● **REQUIREMENT**:
Look through the entries and report how many lines include the word "image". Give the number alone.

(Records from a data source)
____
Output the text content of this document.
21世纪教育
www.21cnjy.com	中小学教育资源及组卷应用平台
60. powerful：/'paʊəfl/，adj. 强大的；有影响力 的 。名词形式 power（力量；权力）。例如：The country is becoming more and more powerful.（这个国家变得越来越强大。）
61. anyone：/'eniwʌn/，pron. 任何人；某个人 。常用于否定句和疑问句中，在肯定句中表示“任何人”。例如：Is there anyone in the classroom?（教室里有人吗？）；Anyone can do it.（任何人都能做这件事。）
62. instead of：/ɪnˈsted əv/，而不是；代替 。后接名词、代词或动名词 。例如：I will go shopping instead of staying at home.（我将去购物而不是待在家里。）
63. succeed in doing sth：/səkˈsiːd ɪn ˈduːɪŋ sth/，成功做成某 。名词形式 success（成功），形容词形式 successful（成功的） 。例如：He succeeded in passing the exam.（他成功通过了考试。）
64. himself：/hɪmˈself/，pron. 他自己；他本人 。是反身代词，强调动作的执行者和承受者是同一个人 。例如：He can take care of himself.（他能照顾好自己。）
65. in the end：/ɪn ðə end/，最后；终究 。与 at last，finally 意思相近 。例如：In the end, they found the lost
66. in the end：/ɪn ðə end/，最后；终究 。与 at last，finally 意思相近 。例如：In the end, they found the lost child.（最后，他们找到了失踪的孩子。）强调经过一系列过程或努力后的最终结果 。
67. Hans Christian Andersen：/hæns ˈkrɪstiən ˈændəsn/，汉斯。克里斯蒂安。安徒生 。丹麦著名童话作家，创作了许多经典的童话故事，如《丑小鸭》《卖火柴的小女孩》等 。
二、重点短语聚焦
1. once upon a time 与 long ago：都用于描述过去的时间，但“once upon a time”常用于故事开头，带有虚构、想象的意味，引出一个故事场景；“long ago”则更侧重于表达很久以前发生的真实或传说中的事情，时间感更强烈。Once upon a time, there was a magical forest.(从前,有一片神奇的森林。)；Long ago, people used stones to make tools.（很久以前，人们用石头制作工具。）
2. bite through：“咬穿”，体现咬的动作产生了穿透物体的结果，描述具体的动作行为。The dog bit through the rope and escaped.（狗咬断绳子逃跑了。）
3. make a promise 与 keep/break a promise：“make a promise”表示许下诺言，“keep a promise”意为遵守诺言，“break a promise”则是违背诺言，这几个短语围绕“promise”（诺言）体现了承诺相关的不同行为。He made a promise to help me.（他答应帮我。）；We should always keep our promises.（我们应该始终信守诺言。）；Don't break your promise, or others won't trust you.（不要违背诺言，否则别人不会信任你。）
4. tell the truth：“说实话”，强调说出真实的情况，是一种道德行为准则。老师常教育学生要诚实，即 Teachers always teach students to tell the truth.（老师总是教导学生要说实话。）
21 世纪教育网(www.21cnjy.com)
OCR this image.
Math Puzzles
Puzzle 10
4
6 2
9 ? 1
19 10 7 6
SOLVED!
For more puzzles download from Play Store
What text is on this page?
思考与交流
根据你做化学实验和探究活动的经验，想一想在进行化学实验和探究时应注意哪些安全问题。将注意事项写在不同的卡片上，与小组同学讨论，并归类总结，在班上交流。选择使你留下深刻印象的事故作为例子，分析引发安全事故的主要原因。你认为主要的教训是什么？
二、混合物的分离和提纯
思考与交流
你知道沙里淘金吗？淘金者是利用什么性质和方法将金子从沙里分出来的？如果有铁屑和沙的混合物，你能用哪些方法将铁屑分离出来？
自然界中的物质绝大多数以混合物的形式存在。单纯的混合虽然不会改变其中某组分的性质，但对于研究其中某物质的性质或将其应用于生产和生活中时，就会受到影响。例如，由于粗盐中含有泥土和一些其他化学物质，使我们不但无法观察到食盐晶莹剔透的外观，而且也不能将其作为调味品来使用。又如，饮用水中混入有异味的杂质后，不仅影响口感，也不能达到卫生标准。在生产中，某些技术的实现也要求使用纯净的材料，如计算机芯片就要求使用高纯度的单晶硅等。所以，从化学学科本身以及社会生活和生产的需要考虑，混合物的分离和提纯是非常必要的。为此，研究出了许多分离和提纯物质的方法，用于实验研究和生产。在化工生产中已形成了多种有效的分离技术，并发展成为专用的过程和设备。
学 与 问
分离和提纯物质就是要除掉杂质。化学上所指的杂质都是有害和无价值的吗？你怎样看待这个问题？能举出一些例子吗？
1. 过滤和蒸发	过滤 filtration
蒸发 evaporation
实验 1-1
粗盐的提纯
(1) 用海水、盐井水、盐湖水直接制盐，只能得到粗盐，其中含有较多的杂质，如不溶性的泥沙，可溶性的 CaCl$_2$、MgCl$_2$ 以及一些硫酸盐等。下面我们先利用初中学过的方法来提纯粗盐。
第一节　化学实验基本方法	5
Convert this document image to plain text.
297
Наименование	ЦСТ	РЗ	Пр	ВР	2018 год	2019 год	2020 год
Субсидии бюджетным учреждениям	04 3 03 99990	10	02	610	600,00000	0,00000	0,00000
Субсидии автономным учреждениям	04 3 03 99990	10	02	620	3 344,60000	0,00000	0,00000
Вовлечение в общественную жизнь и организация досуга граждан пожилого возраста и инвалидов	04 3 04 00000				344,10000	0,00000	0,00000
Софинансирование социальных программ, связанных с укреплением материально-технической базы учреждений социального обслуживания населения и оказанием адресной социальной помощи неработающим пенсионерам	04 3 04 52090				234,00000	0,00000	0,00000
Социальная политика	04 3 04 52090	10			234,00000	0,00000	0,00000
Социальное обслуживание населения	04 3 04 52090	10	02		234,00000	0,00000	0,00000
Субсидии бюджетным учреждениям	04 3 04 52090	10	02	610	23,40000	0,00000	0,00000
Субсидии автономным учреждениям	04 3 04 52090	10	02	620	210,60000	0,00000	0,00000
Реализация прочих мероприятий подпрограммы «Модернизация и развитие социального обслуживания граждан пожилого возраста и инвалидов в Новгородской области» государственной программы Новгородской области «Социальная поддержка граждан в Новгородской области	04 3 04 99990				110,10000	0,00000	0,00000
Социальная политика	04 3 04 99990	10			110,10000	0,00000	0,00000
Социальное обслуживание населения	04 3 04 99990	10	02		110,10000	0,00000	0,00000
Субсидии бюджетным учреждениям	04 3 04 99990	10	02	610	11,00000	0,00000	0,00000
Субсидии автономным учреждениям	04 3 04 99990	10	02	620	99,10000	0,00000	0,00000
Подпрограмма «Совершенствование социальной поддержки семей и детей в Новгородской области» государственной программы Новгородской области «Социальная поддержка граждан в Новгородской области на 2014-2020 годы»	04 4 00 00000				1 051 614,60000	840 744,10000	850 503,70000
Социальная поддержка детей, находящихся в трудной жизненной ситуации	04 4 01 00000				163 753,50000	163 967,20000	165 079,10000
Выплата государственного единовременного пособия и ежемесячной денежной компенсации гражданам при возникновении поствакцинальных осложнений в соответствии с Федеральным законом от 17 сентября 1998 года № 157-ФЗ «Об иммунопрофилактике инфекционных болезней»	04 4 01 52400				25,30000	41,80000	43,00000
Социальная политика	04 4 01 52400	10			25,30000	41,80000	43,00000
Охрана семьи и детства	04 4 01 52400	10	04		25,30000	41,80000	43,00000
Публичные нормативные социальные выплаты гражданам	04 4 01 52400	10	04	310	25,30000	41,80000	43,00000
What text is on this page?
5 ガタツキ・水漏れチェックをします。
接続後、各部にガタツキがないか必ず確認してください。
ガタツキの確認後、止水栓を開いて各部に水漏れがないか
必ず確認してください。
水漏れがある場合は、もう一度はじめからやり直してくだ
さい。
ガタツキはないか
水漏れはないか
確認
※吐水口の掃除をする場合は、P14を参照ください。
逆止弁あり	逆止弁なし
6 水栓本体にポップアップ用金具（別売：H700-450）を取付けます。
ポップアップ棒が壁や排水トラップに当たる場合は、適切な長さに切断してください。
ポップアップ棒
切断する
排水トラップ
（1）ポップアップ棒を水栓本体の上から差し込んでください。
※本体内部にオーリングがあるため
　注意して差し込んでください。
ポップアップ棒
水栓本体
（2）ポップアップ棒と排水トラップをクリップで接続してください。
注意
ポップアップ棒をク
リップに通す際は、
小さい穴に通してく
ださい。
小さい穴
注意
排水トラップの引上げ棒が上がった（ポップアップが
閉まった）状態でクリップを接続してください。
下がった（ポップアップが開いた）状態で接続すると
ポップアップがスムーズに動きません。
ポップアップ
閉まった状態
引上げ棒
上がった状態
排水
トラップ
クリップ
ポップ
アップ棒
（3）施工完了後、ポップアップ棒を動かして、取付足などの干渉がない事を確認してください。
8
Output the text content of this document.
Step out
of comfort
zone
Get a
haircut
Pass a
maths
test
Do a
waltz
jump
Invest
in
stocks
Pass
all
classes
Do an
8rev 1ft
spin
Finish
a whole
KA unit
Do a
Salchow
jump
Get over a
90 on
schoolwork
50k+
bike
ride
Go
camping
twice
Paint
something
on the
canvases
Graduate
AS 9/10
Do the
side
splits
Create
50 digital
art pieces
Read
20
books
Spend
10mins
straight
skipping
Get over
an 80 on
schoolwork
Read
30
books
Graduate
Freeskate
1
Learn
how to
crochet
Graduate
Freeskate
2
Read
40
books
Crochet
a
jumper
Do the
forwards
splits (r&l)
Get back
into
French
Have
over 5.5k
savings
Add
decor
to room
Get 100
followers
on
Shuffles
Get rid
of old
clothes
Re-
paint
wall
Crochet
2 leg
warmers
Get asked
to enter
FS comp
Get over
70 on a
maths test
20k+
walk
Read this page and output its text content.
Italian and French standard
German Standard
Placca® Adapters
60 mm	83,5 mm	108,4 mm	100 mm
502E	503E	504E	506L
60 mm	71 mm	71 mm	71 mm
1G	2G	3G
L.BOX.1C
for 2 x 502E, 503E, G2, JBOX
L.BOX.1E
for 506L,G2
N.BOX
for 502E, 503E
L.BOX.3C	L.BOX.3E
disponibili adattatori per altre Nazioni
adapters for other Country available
____
● **ANSWER FOR THIS EXERCISE**:
2